> **PROBLEM STATEMENT**
Please give the listing again in its entirety, exactly as written.

> **DATA SHOWN**
---

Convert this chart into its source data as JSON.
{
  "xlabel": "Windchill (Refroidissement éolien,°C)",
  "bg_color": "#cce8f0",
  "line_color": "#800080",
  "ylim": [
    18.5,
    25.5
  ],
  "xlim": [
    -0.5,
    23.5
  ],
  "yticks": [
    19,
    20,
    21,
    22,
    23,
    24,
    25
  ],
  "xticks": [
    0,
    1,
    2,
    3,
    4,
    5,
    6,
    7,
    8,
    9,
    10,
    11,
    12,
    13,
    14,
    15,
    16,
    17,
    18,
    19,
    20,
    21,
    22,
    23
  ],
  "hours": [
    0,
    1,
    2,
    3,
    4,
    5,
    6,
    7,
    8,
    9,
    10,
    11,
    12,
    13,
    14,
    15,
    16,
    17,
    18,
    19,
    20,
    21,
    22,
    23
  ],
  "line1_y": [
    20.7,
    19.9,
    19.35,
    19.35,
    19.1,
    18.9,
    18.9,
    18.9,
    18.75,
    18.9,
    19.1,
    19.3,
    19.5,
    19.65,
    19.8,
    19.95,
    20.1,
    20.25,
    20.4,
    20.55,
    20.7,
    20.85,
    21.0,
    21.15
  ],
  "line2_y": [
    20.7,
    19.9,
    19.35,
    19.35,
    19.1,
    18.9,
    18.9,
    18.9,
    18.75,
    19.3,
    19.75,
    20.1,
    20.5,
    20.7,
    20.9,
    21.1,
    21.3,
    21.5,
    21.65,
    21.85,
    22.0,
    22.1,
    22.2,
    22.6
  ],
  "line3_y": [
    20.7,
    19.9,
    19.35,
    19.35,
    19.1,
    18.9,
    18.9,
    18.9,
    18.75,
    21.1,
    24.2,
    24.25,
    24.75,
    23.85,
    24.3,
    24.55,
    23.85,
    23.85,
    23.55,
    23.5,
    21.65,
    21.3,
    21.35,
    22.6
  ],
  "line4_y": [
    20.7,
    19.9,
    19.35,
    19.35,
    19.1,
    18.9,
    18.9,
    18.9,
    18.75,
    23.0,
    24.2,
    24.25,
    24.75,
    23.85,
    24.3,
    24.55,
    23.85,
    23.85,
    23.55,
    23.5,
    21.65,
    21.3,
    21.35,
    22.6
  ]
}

---

> **THE ANSWER**
Convert this chart into its source data as JSON.
{
  "xlabel": "Windchill (Refroidissement éolien,°C)",
  "bg_color": "#cce8f0",
  "line_color": "#800080",
  "ylim": [
    18.5,
    25.5
  ],
  "xlim": [
    -0.5,
    23.5
  ],
  "yticks": [
    19,
    20,
    21,
    22,
    23,
    24,
    25
  ],
  "xticks": [
    0,
    1,
    2,
    3,
    4,
    5,
    6,
    7,
    8,
    9,
    10,
    11,
    12,
    13,
    14,
    15,
    16,
    17,
    18,
    19,
    20,
    21,
    22,
    23
  ],
  "hours": [
    0,
    1,
    2,
    3,
    4,
    5,
    6,
    7,
    8,
    9,
    10,
    11,
    12,
    13,
    14,
    15,
    16,
    17,
    18,
    19,
    20,
    21,
    22,
    23
  ],
  "line1_y": [
    20.7,
    19.9,
    19.35,
    19.35,
    19.1,
    18.9,
    18.9,
    18.9,
    18.75,
    18.9,
    19.1,
    19.3,
    19.5,
    19.65,
    19.8,
    19.95,
    20.1,
    20.25,
    20.4,
    20.55,
    20.7,
    20.85,
    21.0,
    21.15
  ],
  "line2_y": [
    20.7,
    19.9,
    19.35,
    19.35,
    19.1,
    18.9,
    18.9,
    18.9,
    18.75,
    19.3,
    19.75,
    20.1,
    20.5,
    20.7,
    20.9,
    21.1,
    21.3,
    21.5,
    21.65,
    21.85,
    22.0,
    22.1,
    22.2,
    22.6
  ],
  "line3_y": [
    20.7,
    19.9,
    19.35,
    19.35,
    19.1,
    18.9,
    18.9,
    18.9,
    18.75,
    21.1,
    24.2,
    24.25,
    24.75,
    23.85,
    24.3,
    24.55,
    23.85,
    23.85,
    23.55,
    23.5,
    21.65,
    21.3,
    21.35,
    22.6
  ],
  "line4_y": [
    20.7,
    19.9,
    19.35,
    19.35,
    19.1,
    18.9,
    18.9,
    18.9,
    18.75,
    23.0,
    24.2,
    24.25,
    24.75,
    23.85,
    24.3,
    24.55,
    23.85,
    23.85,
    23.55,
    23.5,
    21.65,
    21.3,
    21.35,
    22.6
  ]
}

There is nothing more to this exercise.